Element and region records
※ ※ ※

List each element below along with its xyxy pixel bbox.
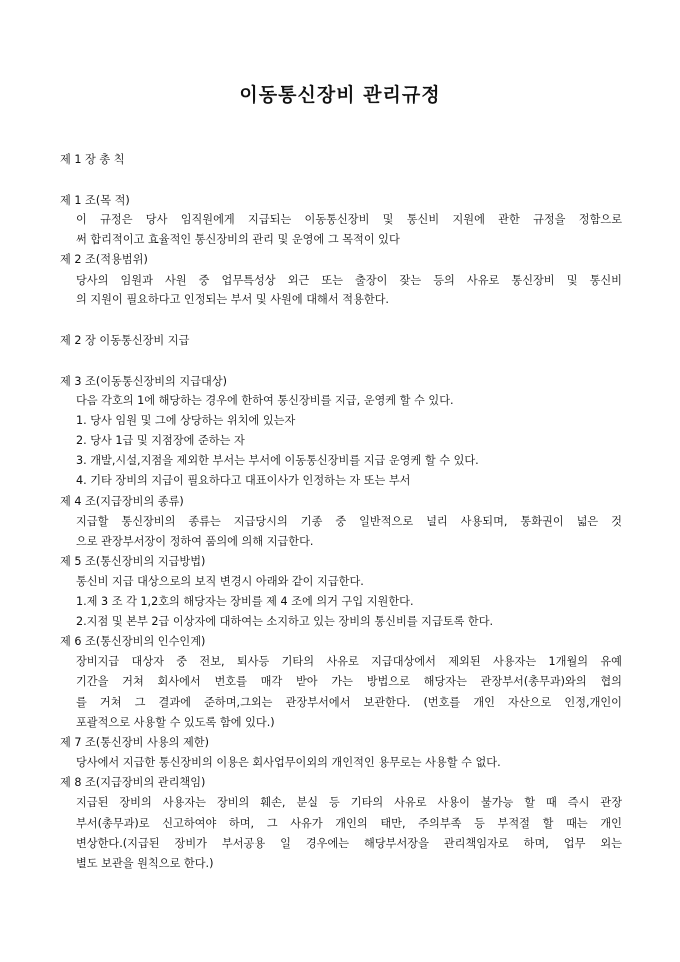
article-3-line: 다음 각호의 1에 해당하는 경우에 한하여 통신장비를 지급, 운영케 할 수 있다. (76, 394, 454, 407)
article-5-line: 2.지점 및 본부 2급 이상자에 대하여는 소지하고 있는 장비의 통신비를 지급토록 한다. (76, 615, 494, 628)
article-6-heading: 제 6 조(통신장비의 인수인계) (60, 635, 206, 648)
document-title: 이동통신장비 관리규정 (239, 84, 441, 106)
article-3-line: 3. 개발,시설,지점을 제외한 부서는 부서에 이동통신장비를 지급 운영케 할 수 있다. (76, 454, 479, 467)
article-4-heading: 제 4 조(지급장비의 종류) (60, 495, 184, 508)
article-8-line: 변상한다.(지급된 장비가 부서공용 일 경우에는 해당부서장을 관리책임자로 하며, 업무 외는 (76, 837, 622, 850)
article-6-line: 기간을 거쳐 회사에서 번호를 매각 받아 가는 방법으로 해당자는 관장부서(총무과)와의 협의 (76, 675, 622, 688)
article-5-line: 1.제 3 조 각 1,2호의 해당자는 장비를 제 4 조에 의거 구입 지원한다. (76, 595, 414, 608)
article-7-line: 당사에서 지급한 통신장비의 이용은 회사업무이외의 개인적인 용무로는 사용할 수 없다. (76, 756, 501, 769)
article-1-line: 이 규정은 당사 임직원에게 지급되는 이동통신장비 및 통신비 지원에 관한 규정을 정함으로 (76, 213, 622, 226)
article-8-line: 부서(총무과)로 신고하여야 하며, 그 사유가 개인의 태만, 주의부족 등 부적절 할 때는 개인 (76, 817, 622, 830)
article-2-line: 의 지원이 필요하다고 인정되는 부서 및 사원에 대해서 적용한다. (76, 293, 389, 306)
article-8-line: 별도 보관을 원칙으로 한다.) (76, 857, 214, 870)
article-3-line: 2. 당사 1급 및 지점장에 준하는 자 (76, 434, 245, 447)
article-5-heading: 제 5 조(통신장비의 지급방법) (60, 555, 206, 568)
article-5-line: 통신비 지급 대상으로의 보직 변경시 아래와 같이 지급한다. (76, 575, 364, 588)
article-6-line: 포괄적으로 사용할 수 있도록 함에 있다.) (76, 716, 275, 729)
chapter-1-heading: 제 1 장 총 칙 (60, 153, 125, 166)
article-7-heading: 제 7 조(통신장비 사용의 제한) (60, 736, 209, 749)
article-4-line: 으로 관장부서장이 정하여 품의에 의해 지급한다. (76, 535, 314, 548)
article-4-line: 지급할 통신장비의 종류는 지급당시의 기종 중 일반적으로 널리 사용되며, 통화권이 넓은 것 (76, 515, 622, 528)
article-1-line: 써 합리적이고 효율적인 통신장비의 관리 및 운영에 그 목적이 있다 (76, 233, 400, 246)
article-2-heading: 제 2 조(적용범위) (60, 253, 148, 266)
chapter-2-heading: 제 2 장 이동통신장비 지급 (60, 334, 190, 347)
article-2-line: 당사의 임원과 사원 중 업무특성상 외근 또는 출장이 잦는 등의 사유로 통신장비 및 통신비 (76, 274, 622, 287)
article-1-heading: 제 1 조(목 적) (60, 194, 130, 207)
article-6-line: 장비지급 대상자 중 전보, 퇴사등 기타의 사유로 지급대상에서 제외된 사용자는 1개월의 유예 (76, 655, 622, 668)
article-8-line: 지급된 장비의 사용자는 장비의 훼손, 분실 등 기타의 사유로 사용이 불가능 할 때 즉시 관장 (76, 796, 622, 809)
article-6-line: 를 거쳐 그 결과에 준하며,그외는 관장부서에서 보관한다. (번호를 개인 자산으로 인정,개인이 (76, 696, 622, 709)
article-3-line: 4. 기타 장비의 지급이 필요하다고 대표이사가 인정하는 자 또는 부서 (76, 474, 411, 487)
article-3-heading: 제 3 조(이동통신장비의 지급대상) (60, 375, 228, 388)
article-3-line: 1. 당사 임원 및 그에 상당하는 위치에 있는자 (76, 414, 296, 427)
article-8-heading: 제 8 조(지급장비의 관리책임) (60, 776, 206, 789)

※ ※ ※

OBJECTIVE:
In the lines of all the records, replace "article-3-line" with "article-3-item" and leave everything else unchanged. Omit the pictures from your answer.

OUTPUT OF THE EXERCISE:
List each element below along with its xyxy pixel bbox.
article-3-item: 다음 각호의 1에 해당하는 경우에 한하여 통신장비를 지급, 운영케 할 수 있다. (76, 394, 454, 407)
article-5-line: 2.지점 및 본부 2급 이상자에 대하여는 소지하고 있는 장비의 통신비를 지급토록 한다. (76, 615, 494, 628)
article-6-heading: 제 6 조(통신장비의 인수인계) (60, 635, 206, 648)
document-title: 이동통신장비 관리규정 (239, 84, 441, 106)
article-3-item: 3. 개발,시설,지점을 제외한 부서는 부서에 이동통신장비를 지급 운영케 할 수 있다. (76, 454, 479, 467)
article-4-heading: 제 4 조(지급장비의 종류) (60, 495, 184, 508)
article-8-line: 변상한다.(지급된 장비가 부서공용 일 경우에는 해당부서장을 관리책임자로 하며, 업무 외는 (76, 837, 622, 850)
article-6-line: 기간을 거쳐 회사에서 번호를 매각 받아 가는 방법으로 해당자는 관장부서(총무과)와의 협의 (76, 675, 622, 688)
article-5-line: 1.제 3 조 각 1,2호의 해당자는 장비를 제 4 조에 의거 구입 지원한다. (76, 595, 414, 608)
article-7-line: 당사에서 지급한 통신장비의 이용은 회사업무이외의 개인적인 용무로는 사용할 수 없다. (76, 756, 501, 769)
article-1-line: 이 규정은 당사 임직원에게 지급되는 이동통신장비 및 통신비 지원에 관한 규정을 정함으로 (76, 213, 622, 226)
article-8-line: 부서(총무과)로 신고하여야 하며, 그 사유가 개인의 태만, 주의부족 등 부적절 할 때는 개인 (76, 817, 622, 830)
article-2-line: 의 지원이 필요하다고 인정되는 부서 및 사원에 대해서 적용한다. (76, 293, 389, 306)
article-8-line: 별도 보관을 원칙으로 한다.) (76, 857, 214, 870)
article-3-item: 2. 당사 1급 및 지점장에 준하는 자 (76, 434, 245, 447)
article-5-heading: 제 5 조(통신장비의 지급방법) (60, 555, 206, 568)
article-5-line: 통신비 지급 대상으로의 보직 변경시 아래와 같이 지급한다. (76, 575, 364, 588)
article-6-line: 포괄적으로 사용할 수 있도록 함에 있다.) (76, 716, 275, 729)
chapter-1-heading: 제 1 장 총 칙 (60, 153, 125, 166)
article-7-heading: 제 7 조(통신장비 사용의 제한) (60, 736, 209, 749)
article-4-line: 으로 관장부서장이 정하여 품의에 의해 지급한다. (76, 535, 314, 548)
article-4-line: 지급할 통신장비의 종류는 지급당시의 기종 중 일반적으로 널리 사용되며, 통화권이 넓은 것 (76, 515, 622, 528)
article-1-line: 써 합리적이고 효율적인 통신장비의 관리 및 운영에 그 목적이 있다 (76, 233, 400, 246)
article-2-heading: 제 2 조(적용범위) (60, 253, 148, 266)
chapter-2-heading: 제 2 장 이동통신장비 지급 (60, 334, 190, 347)
article-2-line: 당사의 임원과 사원 중 업무특성상 외근 또는 출장이 잦는 등의 사유로 통신장비 및 통신비 (76, 274, 622, 287)
article-1-heading: 제 1 조(목 적) (60, 194, 130, 207)
article-6-line: 장비지급 대상자 중 전보, 퇴사등 기타의 사유로 지급대상에서 제외된 사용자는 1개월의 유예 (76, 655, 622, 668)
article-8-line: 지급된 장비의 사용자는 장비의 훼손, 분실 등 기타의 사유로 사용이 불가능 할 때 즉시 관장 (76, 796, 622, 809)
article-6-line: 를 거쳐 그 결과에 준하며,그외는 관장부서에서 보관한다. (번호를 개인 자산으로 인정,개인이 (76, 696, 622, 709)
article-3-item: 4. 기타 장비의 지급이 필요하다고 대표이사가 인정하는 자 또는 부서 (76, 474, 411, 487)
article-3-heading: 제 3 조(이동통신장비의 지급대상) (60, 375, 228, 388)
article-3-item: 1. 당사 임원 및 그에 상당하는 위치에 있는자 (76, 414, 296, 427)
article-8-heading: 제 8 조(지급장비의 관리책임) (60, 776, 206, 789)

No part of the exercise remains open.